EXERCISE OBJECTIVE:
Work out the number of lines containing "CAUTION". Give that number alone.

────────────────────

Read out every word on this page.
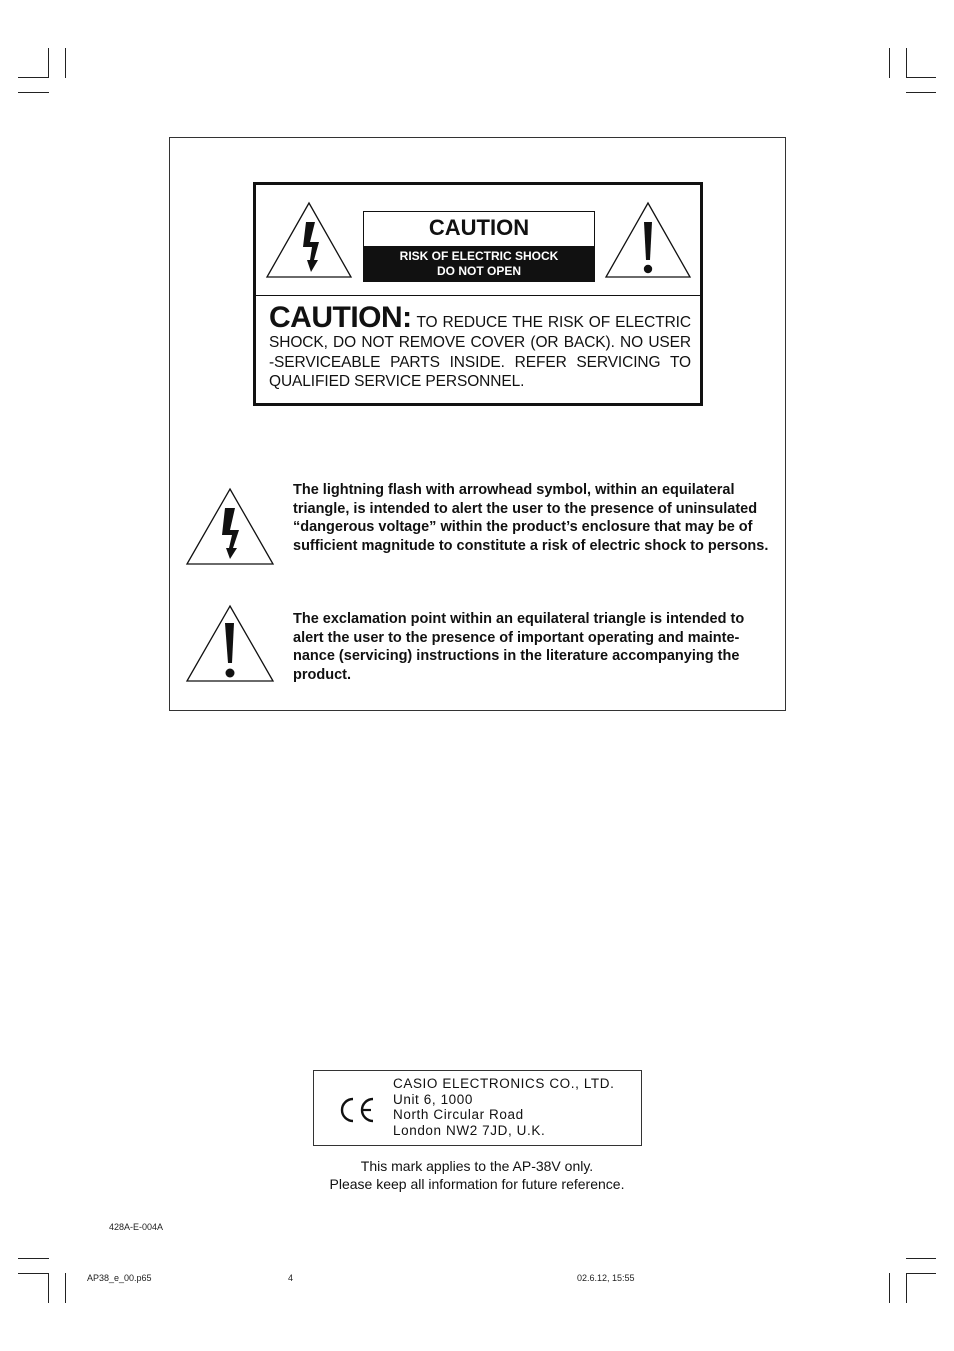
CAUTION
RISK OF ELECTRIC SHOCK
DO NOT OPEN
CAUTION: TO REDUCE THE RISK OF ELECTRIC SHOCK, DO NOT REMOVE COVER (OR BACK). NO USER -SERVICEABLE PARTS INSIDE. REFER SERVICING TO QUALIFIED SERVICE PERSONNEL.
The lightning flash with arrowhead symbol, within an equilateral triangle, is intended to alert the user to the presence of uninsulated “dangerous voltage” within the product’s enclosure that may be of sufficient magnitude to constitute a risk of electric shock to persons.
The exclamation point within an equilateral triangle is intended to alert the user to the presence of important operating and mainte-nance (servicing) instructions in the literature accompanying the product.
CASIO ELECTRONICS CO., LTD.
Unit 6, 1000
North Circular Road
London NW2 7JD, U.K.
This mark applies to the AP-38V only.
Please keep all information for future reference.
428A-E-004A
AP38_e_00.p65	4	02.6.12, 15:55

────────────────────

EXERCISE SOLUTION:
2